[Dataset rows]
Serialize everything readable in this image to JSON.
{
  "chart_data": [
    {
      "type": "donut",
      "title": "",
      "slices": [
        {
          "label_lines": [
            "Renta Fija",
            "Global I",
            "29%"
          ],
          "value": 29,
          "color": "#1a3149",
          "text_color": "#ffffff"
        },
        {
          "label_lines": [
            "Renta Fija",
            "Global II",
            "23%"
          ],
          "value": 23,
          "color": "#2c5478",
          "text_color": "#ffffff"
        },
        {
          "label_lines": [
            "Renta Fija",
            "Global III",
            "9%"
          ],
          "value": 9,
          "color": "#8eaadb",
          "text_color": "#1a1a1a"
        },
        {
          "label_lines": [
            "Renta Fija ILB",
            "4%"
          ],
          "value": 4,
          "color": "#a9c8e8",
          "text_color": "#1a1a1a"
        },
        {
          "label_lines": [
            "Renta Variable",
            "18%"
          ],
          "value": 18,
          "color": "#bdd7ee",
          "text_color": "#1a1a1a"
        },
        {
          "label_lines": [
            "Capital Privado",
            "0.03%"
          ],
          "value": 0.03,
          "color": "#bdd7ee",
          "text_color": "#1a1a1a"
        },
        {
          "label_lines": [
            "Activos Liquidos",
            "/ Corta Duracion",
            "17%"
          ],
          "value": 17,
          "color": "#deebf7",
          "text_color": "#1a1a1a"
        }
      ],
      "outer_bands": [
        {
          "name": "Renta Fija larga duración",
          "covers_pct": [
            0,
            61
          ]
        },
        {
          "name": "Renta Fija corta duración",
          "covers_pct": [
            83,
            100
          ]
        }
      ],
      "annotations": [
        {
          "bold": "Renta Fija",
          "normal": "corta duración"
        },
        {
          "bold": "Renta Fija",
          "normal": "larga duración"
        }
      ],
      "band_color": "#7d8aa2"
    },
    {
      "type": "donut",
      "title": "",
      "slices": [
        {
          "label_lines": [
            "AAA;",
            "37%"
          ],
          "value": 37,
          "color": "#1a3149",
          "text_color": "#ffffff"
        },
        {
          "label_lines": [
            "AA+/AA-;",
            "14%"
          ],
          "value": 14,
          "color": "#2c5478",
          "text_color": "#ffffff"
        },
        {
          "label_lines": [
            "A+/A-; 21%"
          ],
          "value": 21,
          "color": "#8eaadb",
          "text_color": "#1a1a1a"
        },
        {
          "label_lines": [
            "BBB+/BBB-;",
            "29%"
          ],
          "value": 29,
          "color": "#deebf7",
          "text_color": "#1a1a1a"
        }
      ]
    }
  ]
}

**Given exercise:**
Please set down all the data word for word.

**Full solution:**
Serialize everything readable in this image to JSON.
{
  "chart_data": [
    {
      "type": "donut",
      "title": "",
      "slices": [
        {
          "label_lines": [
            "Renta Fija",
            "Global I",
            "29%"
          ],
          "value": 29,
          "color": "#1a3149",
          "text_color": "#ffffff"
        },
        {
          "label_lines": [
            "Renta Fija",
            "Global II",
            "23%"
          ],
          "value": 23,
          "color": "#2c5478",
          "text_color": "#ffffff"
        },
        {
          "label_lines": [
            "Renta Fija",
            "Global III",
            "9%"
          ],
          "value": 9,
          "color": "#8eaadb",
          "text_color": "#1a1a1a"
        },
        {
          "label_lines": [
            "Renta Fija ILB",
            "4%"
          ],
          "value": 4,
          "color": "#a9c8e8",
          "text_color": "#1a1a1a"
        },
        {
          "label_lines": [
            "Renta Variable",
            "18%"
          ],
          "value": 18,
          "color": "#bdd7ee",
          "text_color": "#1a1a1a"
        },
        {
          "label_lines": [
            "Capital Privado",
            "0.03%"
          ],
          "value": 0.03,
          "color": "#bdd7ee",
          "text_color": "#1a1a1a"
        },
        {
          "label_lines": [
            "Activos Liquidos",
            "/ Corta Duracion",
            "17%"
          ],
          "value": 17,
          "color": "#deebf7",
          "text_color": "#1a1a1a"
        }
      ],
      "outer_bands": [
        {
          "name": "Renta Fija larga duración",
          "covers_pct": [
            0,
            61
          ]
        },
        {
          "name": "Renta Fija corta duración",
          "covers_pct": [
            83,
            100
          ]
        }
      ],
      "annotations": [
        {
          "bold": "Renta Fija",
          "normal": "corta duración"
        },
        {
          "bold": "Renta Fija",
          "normal": "larga duración"
        }
      ],
      "band_color": "#7d8aa2"
    },
    {
      "type": "donut",
      "title": "",
      "slices": [
        {
          "label_lines": [
            "AAA;",
            "37%"
          ],
          "value": 37,
          "color": "#1a3149",
          "text_color": "#ffffff"
        },
        {
          "label_lines": [
            "AA+/AA-;",
            "14%"
          ],
          "value": 14,
          "color": "#2c5478",
          "text_color": "#ffffff"
        },
        {
          "label_lines": [
            "A+/A-; 21%"
          ],
          "value": 21,
          "color": "#8eaadb",
          "text_color": "#1a1a1a"
        },
        {
          "label_lines": [
            "BBB+/BBB-;",
            "29%"
          ],
          "value": 29,
          "color": "#deebf7",
          "text_color": "#1a1a1a"
        }
      ]
    }
  ]
}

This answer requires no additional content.